§ SET PROBLEM
Print all of the data exactly.

— Start of INPUT RECORDS —

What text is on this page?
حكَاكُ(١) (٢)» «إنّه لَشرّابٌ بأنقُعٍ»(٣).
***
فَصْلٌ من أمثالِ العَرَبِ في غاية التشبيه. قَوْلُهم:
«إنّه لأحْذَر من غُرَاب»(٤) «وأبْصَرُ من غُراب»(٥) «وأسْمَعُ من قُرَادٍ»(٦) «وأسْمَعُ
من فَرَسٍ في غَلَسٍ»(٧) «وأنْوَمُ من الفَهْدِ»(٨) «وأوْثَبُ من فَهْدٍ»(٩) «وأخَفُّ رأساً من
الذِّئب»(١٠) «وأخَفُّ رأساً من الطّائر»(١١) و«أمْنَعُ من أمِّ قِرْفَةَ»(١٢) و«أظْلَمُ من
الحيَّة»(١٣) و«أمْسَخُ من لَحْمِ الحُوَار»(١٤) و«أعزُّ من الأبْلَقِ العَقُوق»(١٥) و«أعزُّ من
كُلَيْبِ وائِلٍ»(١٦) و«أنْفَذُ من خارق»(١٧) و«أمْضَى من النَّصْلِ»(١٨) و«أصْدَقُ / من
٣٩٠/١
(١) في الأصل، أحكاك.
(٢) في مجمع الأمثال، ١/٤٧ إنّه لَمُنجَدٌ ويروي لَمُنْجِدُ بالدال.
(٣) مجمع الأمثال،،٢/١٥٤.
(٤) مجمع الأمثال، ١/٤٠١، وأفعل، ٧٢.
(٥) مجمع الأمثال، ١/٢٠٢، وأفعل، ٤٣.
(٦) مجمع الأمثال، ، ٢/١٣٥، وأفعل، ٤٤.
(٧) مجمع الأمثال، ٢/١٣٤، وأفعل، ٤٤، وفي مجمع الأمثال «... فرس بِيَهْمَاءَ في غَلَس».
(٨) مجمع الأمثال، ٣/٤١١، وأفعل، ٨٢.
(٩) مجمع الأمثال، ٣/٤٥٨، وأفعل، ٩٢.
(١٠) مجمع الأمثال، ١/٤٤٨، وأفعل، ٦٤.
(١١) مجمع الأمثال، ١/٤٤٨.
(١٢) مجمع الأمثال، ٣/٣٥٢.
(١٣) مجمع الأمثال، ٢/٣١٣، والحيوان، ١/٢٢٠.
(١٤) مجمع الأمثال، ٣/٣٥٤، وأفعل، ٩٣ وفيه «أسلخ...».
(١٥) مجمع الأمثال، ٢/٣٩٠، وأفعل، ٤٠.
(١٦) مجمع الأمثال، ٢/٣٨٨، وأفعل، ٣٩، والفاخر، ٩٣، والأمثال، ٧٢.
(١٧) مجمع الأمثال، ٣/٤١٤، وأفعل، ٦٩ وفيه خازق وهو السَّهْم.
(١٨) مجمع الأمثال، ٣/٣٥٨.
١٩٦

— End of INPUT RECORDS —

§ FULL SOLUTION
What text is on this page?
حكَاكُ(١) (٢)» «إنّه لَشرّابٌ بأنقُعٍ»(٣).
***
فَصْلٌ من أمثالِ العَرَبِ في غاية التشبيه. قَوْلُهم:
«إنّه لأحْذَر من غُرَاب»(٤) «وأبْصَرُ من غُراب»(٥) «وأسْمَعُ من قُرَادٍ»(٦) «وأسْمَعُ
من فَرَسٍ في غَلَسٍ»(٧) «وأنْوَمُ من الفَهْدِ»(٨) «وأوْثَبُ من فَهْدٍ»(٩) «وأخَفُّ رأساً من
الذِّئب»(١٠) «وأخَفُّ رأساً من الطّائر»(١١) و«أمْنَعُ من أمِّ قِرْفَةَ»(١٢) و«أظْلَمُ من
الحيَّة»(١٣) و«أمْسَخُ من لَحْمِ الحُوَار»(١٤) و«أعزُّ من الأبْلَقِ العَقُوق»(١٥) و«أعزُّ من
كُلَيْبِ وائِلٍ»(١٦) و«أنْفَذُ من خارق»(١٧) و«أمْضَى من النَّصْلِ»(١٨) و«أصْدَقُ / من
٣٩٠/١
(١) في الأصل، أحكاك.
(٢) في مجمع الأمثال، ١/٤٧ إنّه لَمُنجَدٌ ويروي لَمُنْجِدُ بالدال.
(٣) مجمع الأمثال،،٢/١٥٤.
(٤) مجمع الأمثال، ١/٤٠١، وأفعل، ٧٢.
(٥) مجمع الأمثال، ١/٢٠٢، وأفعل، ٤٣.
(٦) مجمع الأمثال، ، ٢/١٣٥، وأفعل، ٤٤.
(٧) مجمع الأمثال، ٢/١٣٤، وأفعل، ٤٤، وفي مجمع الأمثال «... فرس بِيَهْمَاءَ في غَلَس».
(٨) مجمع الأمثال، ٣/٤١١، وأفعل، ٨٢.
(٩) مجمع الأمثال، ٣/٤٥٨، وأفعل، ٩٢.
(١٠) مجمع الأمثال، ١/٤٤٨، وأفعل، ٦٤.
(١١) مجمع الأمثال، ١/٤٤٨.
(١٢) مجمع الأمثال، ٣/٣٥٢.
(١٣) مجمع الأمثال، ٢/٣١٣، والحيوان، ١/٢٢٠.
(١٤) مجمع الأمثال، ٣/٣٥٤، وأفعل، ٩٣ وفيه «أسلخ...».
(١٥) مجمع الأمثال، ٢/٣٩٠، وأفعل، ٤٠.
(١٦) مجمع الأمثال، ٢/٣٨٨، وأفعل، ٣٩، والفاخر، ٩٣، والأمثال، ٧٢.
(١٧) مجمع الأمثال، ٣/٤١٤، وأفعل، ٦٩ وفيه خازق وهو السَّهْم.
(١٨) مجمع الأمثال، ٣/٣٥٨.
١٩٦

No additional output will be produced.